▸ WHAT IS REQUIRED
All entries should be output exactly as they stand.

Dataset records
============

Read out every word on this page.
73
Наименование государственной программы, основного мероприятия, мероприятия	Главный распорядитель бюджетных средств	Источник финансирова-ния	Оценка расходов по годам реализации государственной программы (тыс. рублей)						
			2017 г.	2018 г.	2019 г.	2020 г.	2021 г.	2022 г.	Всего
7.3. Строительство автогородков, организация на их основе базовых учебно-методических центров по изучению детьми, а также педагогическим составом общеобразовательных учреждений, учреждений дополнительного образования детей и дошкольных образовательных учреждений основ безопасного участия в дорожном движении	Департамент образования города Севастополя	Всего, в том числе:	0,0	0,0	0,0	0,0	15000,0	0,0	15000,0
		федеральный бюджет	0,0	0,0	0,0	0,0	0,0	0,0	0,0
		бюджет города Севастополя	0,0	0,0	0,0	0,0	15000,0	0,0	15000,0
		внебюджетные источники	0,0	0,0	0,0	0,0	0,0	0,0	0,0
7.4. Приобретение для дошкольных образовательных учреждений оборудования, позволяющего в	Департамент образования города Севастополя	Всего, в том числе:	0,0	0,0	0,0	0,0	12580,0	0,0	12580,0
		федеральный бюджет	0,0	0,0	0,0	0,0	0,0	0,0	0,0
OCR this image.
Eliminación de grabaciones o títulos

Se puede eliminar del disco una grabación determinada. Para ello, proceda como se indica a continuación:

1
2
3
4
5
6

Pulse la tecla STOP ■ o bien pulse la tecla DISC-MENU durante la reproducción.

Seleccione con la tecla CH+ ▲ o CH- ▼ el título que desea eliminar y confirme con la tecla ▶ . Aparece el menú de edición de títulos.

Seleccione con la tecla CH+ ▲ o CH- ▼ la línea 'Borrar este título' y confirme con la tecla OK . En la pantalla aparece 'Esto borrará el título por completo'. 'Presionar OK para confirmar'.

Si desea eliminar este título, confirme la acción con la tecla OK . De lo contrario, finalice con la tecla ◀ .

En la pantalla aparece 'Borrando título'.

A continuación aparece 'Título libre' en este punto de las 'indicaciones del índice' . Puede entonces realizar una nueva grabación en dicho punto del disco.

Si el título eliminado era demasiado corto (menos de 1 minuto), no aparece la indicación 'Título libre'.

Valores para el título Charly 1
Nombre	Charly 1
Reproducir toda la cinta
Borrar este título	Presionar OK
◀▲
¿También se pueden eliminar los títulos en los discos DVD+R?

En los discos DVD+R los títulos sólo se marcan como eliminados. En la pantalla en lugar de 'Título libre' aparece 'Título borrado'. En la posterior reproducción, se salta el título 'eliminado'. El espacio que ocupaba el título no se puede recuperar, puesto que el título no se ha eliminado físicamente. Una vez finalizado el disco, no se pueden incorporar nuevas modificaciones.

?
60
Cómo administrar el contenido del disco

============

▸ FINISHED TASK
Read out every word on this page.
73
Наименование государственной программы, основного мероприятия, мероприятия	Главный распорядитель бюджетных средств	Источник финансирова-ния	Оценка расходов по годам реализации государственной программы (тыс. рублей)						
			2017 г.	2018 г.	2019 г.	2020 г.	2021 г.	2022 г.	Всего
7.3. Строительство автогородков, организация на их основе базовых учебно-методических центров по изучению детьми, а также педагогическим составом общеобразовательных учреждений, учреждений дополнительного образования детей и дошкольных образовательных учреждений основ безопасного участия в дорожном движении	Департамент образования города Севастополя	Всего, в том числе:	0,0	0,0	0,0	0,0	15000,0	0,0	15000,0
		федеральный бюджет	0,0	0,0	0,0	0,0	0,0	0,0	0,0
		бюджет города Севастополя	0,0	0,0	0,0	0,0	15000,0	0,0	15000,0
		внебюджетные источники	0,0	0,0	0,0	0,0	0,0	0,0	0,0
7.4. Приобретение для дошкольных образовательных учреждений оборудования, позволяющего в	Департамент образования города Севастополя	Всего, в том числе:	0,0	0,0	0,0	0,0	12580,0	0,0	12580,0
		федеральный бюджет	0,0	0,0	0,0	0,0	0,0	0,0	0,0
OCR this image.
Eliminación de grabaciones o títulos

Se puede eliminar del disco una grabación determinada. Para ello, proceda como se indica a continuación:

1
2
3
4
5
6

Pulse la tecla STOP ■ o bien pulse la tecla DISC-MENU durante la reproducción.

Seleccione con la tecla CH+ ▲ o CH- ▼ el título que desea eliminar y confirme con la tecla ▶ . Aparece el menú de edición de títulos.

Seleccione con la tecla CH+ ▲ o CH- ▼ la línea 'Borrar este título' y confirme con la tecla OK . En la pantalla aparece 'Esto borrará el título por completo'. 'Presionar OK para confirmar'.

Si desea eliminar este título, confirme la acción con la tecla OK . De lo contrario, finalice con la tecla ◀ .

En la pantalla aparece 'Borrando título'.

A continuación aparece 'Título libre' en este punto de las 'indicaciones del índice' . Puede entonces realizar una nueva grabación en dicho punto del disco.

Si el título eliminado era demasiado corto (menos de 1 minuto), no aparece la indicación 'Título libre'.

Valores para el título Charly 1
Nombre	Charly 1
Reproducir toda la cinta
Borrar este título	Presionar OK
◀▲
¿También se pueden eliminar los títulos en los discos DVD+R?

En los discos DVD+R los títulos sólo se marcan como eliminados. En la pantalla en lugar de 'Título libre' aparece 'Título borrado'. En la posterior reproducción, se salta el título 'eliminado'. El espacio que ocupaba el título no se puede recuperar, puesto que el título no se ha eliminado físicamente. Una vez finalizado el disco, no se pueden incorporar nuevas modificaciones.

?
60
Cómo administrar el contenido del disco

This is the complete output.